= REQUEST =
Repeat every line of the material, character for character.
══════════
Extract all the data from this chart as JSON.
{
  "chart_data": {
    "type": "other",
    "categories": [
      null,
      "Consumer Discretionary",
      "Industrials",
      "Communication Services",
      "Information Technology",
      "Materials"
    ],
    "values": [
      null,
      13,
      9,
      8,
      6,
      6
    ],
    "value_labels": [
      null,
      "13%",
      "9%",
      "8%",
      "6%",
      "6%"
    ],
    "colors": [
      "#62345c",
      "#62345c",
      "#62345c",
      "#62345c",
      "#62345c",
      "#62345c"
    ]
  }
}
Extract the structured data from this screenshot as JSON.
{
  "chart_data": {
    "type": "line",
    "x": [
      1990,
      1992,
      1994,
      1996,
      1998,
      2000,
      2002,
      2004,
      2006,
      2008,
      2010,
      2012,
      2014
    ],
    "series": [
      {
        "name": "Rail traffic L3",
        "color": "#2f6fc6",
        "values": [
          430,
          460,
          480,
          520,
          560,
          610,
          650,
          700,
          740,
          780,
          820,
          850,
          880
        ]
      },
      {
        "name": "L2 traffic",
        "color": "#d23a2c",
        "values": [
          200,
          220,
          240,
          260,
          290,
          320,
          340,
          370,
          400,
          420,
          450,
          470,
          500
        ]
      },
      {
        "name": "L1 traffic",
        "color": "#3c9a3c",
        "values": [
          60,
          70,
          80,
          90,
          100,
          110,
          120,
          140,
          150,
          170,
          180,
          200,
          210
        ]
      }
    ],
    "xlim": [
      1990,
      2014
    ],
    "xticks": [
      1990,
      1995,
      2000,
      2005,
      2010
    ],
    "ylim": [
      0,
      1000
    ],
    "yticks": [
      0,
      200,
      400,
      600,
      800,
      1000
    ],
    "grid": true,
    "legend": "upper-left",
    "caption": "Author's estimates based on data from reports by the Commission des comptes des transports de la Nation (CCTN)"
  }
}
══════════
= EXERCISE SOLUTION =
Extract all the data from this chart as JSON.
{
  "chart_data": {
    "type": "other",
    "categories": [
      null,
      "Consumer Discretionary",
      "Industrials",
      "Communication Services",
      "Information Technology",
      "Materials"
    ],
    "values": [
      null,
      13,
      9,
      8,
      6,
      6
    ],
    "value_labels": [
      null,
      "13%",
      "9%",
      "8%",
      "6%",
      "6%"
    ],
    "colors": [
      "#62345c",
      "#62345c",
      "#62345c",
      "#62345c",
      "#62345c",
      "#62345c"
    ]
  }
}
Extract the structured data from this screenshot as JSON.
{
  "chart_data": {
    "type": "line",
    "x": [
      1990,
      1992,
      1994,
      1996,
      1998,
      2000,
      2002,
      2004,
      2006,
      2008,
      2010,
      2012,
      2014
    ],
    "series": [
      {
        "name": "Rail traffic L3",
        "color": "#2f6fc6",
        "values": [
          430,
          460,
          480,
          520,
          560,
          610,
          650,
          700,
          740,
          780,
          820,
          850,
          880
        ]
      },
      {
        "name": "L2 traffic",
        "color": "#d23a2c",
        "values": [
          200,
          220,
          240,
          260,
          290,
          320,
          340,
          370,
          400,
          420,
          450,
          470,
          500
        ]
      },
      {
        "name": "L1 traffic",
        "color": "#3c9a3c",
        "values": [
          60,
          70,
          80,
          90,
          100,
          110,
          120,
          140,
          150,
          170,
          180,
          200,
          210
        ]
      }
    ],
    "xlim": [
      1990,
      2014
    ],
    "xticks": [
      1990,
      1995,
      2000,
      2005,
      2010
    ],
    "ylim": [
      0,
      1000
    ],
    "yticks": [
      0,
      200,
      400,
      600,
      800,
      1000
    ],
    "grid": true,
    "legend": "upper-left",
    "caption": "Author's estimates based on data from reports by the Commission des comptes des transports de la Nation (CCTN)"
  }
}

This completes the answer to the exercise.